[Collection entries]

++++++++

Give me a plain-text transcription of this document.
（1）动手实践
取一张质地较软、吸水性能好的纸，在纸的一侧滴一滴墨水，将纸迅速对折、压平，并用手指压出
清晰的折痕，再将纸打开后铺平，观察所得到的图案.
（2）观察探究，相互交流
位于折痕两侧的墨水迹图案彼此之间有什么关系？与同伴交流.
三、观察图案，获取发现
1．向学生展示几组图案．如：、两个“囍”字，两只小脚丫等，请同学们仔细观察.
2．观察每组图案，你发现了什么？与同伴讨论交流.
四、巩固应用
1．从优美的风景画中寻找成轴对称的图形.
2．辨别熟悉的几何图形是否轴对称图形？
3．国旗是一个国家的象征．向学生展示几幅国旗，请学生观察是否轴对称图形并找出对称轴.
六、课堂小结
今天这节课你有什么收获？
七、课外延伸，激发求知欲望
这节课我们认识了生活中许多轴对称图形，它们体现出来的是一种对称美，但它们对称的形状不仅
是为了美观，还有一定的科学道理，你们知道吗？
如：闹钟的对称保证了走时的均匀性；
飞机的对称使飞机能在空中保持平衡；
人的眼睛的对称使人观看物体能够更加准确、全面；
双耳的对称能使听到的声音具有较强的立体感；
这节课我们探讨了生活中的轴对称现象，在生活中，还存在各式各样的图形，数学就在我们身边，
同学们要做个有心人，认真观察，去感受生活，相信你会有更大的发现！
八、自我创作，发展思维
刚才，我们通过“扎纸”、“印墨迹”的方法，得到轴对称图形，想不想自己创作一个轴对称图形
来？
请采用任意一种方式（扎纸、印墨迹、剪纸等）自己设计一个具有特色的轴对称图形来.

++++++++

All the data must be duplicated exactly, with nothing added or removed.

**FINAL RESULT**
Give me a plain-text transcription of this document.
（1）动手实践
取一张质地较软、吸水性能好的纸，在纸的一侧滴一滴墨水，将纸迅速对折、压平，并用手指压出
清晰的折痕，再将纸打开后铺平，观察所得到的图案.
（2）观察探究，相互交流
位于折痕两侧的墨水迹图案彼此之间有什么关系？与同伴交流.
三、观察图案，获取发现
1．向学生展示几组图案．如：、两个“囍”字，两只小脚丫等，请同学们仔细观察.
2．观察每组图案，你发现了什么？与同伴讨论交流.
四、巩固应用
1．从优美的风景画中寻找成轴对称的图形.
2．辨别熟悉的几何图形是否轴对称图形？
3．国旗是一个国家的象征．向学生展示几幅国旗，请学生观察是否轴对称图形并找出对称轴.
六、课堂小结
今天这节课你有什么收获？
七、课外延伸，激发求知欲望
这节课我们认识了生活中许多轴对称图形，它们体现出来的是一种对称美，但它们对称的形状不仅
是为了美观，还有一定的科学道理，你们知道吗？
如：闹钟的对称保证了走时的均匀性；
飞机的对称使飞机能在空中保持平衡；
人的眼睛的对称使人观看物体能够更加准确、全面；
双耳的对称能使听到的声音具有较强的立体感；
这节课我们探讨了生活中的轴对称现象，在生活中，还存在各式各样的图形，数学就在我们身边，
同学们要做个有心人，认真观察，去感受生活，相信你会有更大的发现！
八、自我创作，发展思维
刚才，我们通过“扎纸”、“印墨迹”的方法，得到轴对称图形，想不想自己创作一个轴对称图形
来？
请采用任意一种方式（扎纸、印墨迹、剪纸等）自己设计一个具有特色的轴对称图形来.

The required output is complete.